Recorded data
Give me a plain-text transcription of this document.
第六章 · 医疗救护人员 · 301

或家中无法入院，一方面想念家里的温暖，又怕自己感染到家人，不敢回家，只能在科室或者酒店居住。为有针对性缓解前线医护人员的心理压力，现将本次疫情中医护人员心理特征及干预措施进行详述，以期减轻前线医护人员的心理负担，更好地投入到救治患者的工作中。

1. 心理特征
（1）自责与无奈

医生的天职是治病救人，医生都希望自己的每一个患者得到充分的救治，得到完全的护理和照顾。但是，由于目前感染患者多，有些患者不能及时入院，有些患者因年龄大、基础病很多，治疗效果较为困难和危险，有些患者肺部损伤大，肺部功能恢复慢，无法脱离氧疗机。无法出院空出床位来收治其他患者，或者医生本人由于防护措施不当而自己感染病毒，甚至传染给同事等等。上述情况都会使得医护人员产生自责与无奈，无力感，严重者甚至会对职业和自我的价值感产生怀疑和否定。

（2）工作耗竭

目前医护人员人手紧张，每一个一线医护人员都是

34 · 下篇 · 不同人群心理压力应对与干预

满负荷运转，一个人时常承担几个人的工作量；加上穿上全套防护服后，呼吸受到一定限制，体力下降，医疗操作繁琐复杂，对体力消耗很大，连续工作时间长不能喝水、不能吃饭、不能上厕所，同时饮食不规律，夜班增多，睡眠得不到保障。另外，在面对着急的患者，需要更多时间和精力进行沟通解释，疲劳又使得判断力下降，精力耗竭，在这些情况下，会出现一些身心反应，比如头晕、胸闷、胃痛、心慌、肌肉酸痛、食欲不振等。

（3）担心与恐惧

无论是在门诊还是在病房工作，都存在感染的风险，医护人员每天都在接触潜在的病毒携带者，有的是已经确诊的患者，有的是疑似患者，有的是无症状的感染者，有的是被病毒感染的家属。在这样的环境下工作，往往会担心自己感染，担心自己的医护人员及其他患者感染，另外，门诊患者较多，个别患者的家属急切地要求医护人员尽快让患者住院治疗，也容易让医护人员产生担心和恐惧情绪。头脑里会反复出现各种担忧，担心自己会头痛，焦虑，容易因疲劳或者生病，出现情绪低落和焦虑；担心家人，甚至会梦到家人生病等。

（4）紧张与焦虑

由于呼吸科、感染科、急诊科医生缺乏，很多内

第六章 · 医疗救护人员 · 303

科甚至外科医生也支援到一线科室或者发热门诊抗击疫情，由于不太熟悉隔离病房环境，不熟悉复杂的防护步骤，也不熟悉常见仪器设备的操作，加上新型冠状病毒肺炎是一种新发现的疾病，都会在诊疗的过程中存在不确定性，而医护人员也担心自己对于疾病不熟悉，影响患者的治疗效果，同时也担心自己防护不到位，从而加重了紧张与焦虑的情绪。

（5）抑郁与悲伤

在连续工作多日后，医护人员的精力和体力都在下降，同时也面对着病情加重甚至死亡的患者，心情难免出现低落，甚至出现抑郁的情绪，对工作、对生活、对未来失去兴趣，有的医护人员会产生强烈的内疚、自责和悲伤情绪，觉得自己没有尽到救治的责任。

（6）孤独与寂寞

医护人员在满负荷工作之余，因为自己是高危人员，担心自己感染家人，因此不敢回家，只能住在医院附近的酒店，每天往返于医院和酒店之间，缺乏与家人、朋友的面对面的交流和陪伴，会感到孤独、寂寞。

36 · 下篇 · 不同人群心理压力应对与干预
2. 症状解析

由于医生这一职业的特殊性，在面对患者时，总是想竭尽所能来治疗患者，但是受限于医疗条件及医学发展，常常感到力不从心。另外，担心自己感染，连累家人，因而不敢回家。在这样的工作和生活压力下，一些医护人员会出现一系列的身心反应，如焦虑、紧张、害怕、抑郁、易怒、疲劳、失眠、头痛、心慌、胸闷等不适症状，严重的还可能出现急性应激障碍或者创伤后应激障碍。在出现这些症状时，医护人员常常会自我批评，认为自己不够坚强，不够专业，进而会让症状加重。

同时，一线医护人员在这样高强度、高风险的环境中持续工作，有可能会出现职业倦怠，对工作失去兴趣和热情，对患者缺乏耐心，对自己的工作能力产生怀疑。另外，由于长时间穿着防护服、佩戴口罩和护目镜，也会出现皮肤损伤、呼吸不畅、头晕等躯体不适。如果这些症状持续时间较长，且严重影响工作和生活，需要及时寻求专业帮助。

**GIVEN REQUEST**
Collect every line from the records above that contains the word "不同人群心理压力应对与干预".

**SOLUTION TO THIS PROBLEM**
34 · 下篇 · 不同人群心理压力应对与干预
36 · 下篇 · 不同人群心理压力应对与干预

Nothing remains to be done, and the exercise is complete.